* WRITTEN TASK *
Retype every entry exactly, character for character.

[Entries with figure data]

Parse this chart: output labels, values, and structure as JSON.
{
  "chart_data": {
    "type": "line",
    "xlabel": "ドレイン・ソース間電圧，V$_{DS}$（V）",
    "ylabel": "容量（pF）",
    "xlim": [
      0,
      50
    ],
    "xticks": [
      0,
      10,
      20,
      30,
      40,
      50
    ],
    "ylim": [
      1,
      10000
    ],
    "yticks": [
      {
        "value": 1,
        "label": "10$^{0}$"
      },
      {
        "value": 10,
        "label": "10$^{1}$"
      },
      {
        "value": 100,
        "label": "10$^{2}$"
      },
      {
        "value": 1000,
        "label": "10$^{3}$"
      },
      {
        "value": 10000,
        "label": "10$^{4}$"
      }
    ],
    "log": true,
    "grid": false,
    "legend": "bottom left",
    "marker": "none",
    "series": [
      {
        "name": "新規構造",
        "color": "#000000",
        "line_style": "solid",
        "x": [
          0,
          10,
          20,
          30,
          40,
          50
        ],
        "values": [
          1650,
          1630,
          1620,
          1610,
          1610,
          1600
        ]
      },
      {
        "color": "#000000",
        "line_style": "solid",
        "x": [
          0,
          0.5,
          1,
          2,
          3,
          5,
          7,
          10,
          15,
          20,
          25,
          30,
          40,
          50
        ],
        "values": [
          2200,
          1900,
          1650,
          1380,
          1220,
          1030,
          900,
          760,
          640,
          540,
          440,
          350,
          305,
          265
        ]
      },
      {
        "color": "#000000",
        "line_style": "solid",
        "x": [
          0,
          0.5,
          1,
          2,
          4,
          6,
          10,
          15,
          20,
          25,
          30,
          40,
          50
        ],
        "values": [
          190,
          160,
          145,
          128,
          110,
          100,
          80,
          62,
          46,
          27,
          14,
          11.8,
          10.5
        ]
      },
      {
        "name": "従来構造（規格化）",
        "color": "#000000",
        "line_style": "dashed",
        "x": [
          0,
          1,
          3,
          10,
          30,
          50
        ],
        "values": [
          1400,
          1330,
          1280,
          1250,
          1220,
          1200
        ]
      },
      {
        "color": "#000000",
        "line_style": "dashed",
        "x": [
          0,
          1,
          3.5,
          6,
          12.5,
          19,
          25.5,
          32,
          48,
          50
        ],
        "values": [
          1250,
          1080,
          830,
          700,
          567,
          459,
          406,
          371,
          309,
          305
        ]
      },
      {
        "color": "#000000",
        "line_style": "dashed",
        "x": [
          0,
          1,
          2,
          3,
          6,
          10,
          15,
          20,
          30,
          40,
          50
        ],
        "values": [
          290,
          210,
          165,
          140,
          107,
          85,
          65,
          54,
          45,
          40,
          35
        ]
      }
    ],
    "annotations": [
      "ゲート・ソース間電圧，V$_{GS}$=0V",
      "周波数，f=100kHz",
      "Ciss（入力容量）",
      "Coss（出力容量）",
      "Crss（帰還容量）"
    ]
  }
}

* TASK RESPONSE *
Parse this chart: output labels, values, and structure as JSON.
{
  "chart_data": {
    "type": "line",
    "xlabel": "ドレイン・ソース間電圧，V$_{DS}$（V）",
    "ylabel": "容量（pF）",
    "xlim": [
      0,
      50
    ],
    "xticks": [
      0,
      10,
      20,
      30,
      40,
      50
    ],
    "ylim": [
      1,
      10000
    ],
    "yticks": [
      {
        "value": 1,
        "label": "10$^{0}$"
      },
      {
        "value": 10,
        "label": "10$^{1}$"
      },
      {
        "value": 100,
        "label": "10$^{2}$"
      },
      {
        "value": 1000,
        "label": "10$^{3}$"
      },
      {
        "value": 10000,
        "label": "10$^{4}$"
      }
    ],
    "log": true,
    "grid": false,
    "legend": "bottom left",
    "marker": "none",
    "series": [
      {
        "name": "新規構造",
        "color": "#000000",
        "line_style": "solid",
        "x": [
          0,
          10,
          20,
          30,
          40,
          50
        ],
        "values": [
          1650,
          1630,
          1620,
          1610,
          1610,
          1600
        ]
      },
      {
        "color": "#000000",
        "line_style": "solid",
        "x": [
          0,
          0.5,
          1,
          2,
          3,
          5,
          7,
          10,
          15,
          20,
          25,
          30,
          40,
          50
        ],
        "values": [
          2200,
          1900,
          1650,
          1380,
          1220,
          1030,
          900,
          760,
          640,
          540,
          440,
          350,
          305,
          265
        ]
      },
      {
        "color": "#000000",
        "line_style": "solid",
        "x": [
          0,
          0.5,
          1,
          2,
          4,
          6,
          10,
          15,
          20,
          25,
          30,
          40,
          50
        ],
        "values": [
          190,
          160,
          145,
          128,
          110,
          100,
          80,
          62,
          46,
          27,
          14,
          11.8,
          10.5
        ]
      },
      {
        "name": "従来構造（規格化）",
        "color": "#000000",
        "line_style": "dashed",
        "x": [
          0,
          1,
          3,
          10,
          30,
          50
        ],
        "values": [
          1400,
          1330,
          1280,
          1250,
          1220,
          1200
        ]
      },
      {
        "color": "#000000",
        "line_style": "dashed",
        "x": [
          0,
          1,
          3.5,
          6,
          12.5,
          19,
          25.5,
          32,
          48,
          50
        ],
        "values": [
          1250,
          1080,
          830,
          700,
          567,
          459,
          406,
          371,
          309,
          305
        ]
      },
      {
        "color": "#000000",
        "line_style": "dashed",
        "x": [
          0,
          1,
          2,
          3,
          6,
          10,
          15,
          20,
          30,
          40,
          50
        ],
        "values": [
          290,
          210,
          165,
          140,
          107,
          85,
          65,
          54,
          45,
          40,
          35
        ]
      }
    ],
    "annotations": [
      "ゲート・ソース間電圧，V$_{GS}$=0V",
      "周波数，f=100kHz",
      "Ciss（入力容量）",
      "Coss（出力容量）",
      "Crss（帰還容量）"
    ]
  }
}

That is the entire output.